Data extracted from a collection
****

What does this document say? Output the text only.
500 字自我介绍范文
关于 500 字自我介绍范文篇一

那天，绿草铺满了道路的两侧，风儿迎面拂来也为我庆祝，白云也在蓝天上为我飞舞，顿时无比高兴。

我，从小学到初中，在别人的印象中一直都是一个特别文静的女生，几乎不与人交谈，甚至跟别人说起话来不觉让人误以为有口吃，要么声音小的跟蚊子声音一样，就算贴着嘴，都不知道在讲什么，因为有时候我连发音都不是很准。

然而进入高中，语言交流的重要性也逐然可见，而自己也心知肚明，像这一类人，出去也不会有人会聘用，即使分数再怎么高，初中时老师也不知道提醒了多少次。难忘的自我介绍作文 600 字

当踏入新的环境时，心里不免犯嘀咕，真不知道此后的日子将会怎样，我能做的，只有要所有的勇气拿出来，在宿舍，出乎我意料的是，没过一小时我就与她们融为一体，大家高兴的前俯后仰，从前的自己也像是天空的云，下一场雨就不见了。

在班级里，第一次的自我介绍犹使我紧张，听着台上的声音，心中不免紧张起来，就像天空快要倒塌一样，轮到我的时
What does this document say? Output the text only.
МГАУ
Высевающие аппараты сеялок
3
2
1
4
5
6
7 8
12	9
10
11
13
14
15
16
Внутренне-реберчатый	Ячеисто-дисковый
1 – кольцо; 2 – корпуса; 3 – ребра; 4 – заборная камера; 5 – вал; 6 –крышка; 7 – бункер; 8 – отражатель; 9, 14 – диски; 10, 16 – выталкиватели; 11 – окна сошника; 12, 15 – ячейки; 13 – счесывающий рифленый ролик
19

****

Your instructions: Give an exact repetition of all the material.

Exercise output:
What does this document say? Output the text only.
500 字自我介绍范文
关于 500 字自我介绍范文篇一

那天，绿草铺满了道路的两侧，风儿迎面拂来也为我庆祝，白云也在蓝天上为我飞舞，顿时无比高兴。

我，从小学到初中，在别人的印象中一直都是一个特别文静的女生，几乎不与人交谈，甚至跟别人说起话来不觉让人误以为有口吃，要么声音小的跟蚊子声音一样，就算贴着嘴，都不知道在讲什么，因为有时候我连发音都不是很准。

然而进入高中，语言交流的重要性也逐然可见，而自己也心知肚明，像这一类人，出去也不会有人会聘用，即使分数再怎么高，初中时老师也不知道提醒了多少次。难忘的自我介绍作文 600 字

当踏入新的环境时，心里不免犯嘀咕，真不知道此后的日子将会怎样，我能做的，只有要所有的勇气拿出来，在宿舍，出乎我意料的是，没过一小时我就与她们融为一体，大家高兴的前俯后仰，从前的自己也像是天空的云，下一场雨就不见了。

在班级里，第一次的自我介绍犹使我紧张，听着台上的声音，心中不免紧张起来，就像天空快要倒塌一样，轮到我的时
What does this document say? Output the text only.
МГАУ
Высевающие аппараты сеялок
3
2
1
4
5
6
7 8
12	9
10
11
13
14
15
16
Внутренне-реберчатый	Ячеисто-дисковый
1 – кольцо; 2 – корпуса; 3 – ребра; 4 – заборная камера; 5 – вал; 6 –крышка; 7 – бункер; 8 – отражатель; 9, 14 – диски; 10, 16 – выталкиватели; 11 – окна сошника; 12, 15 – ячейки; 13 – счесывающий рифленый ролик
19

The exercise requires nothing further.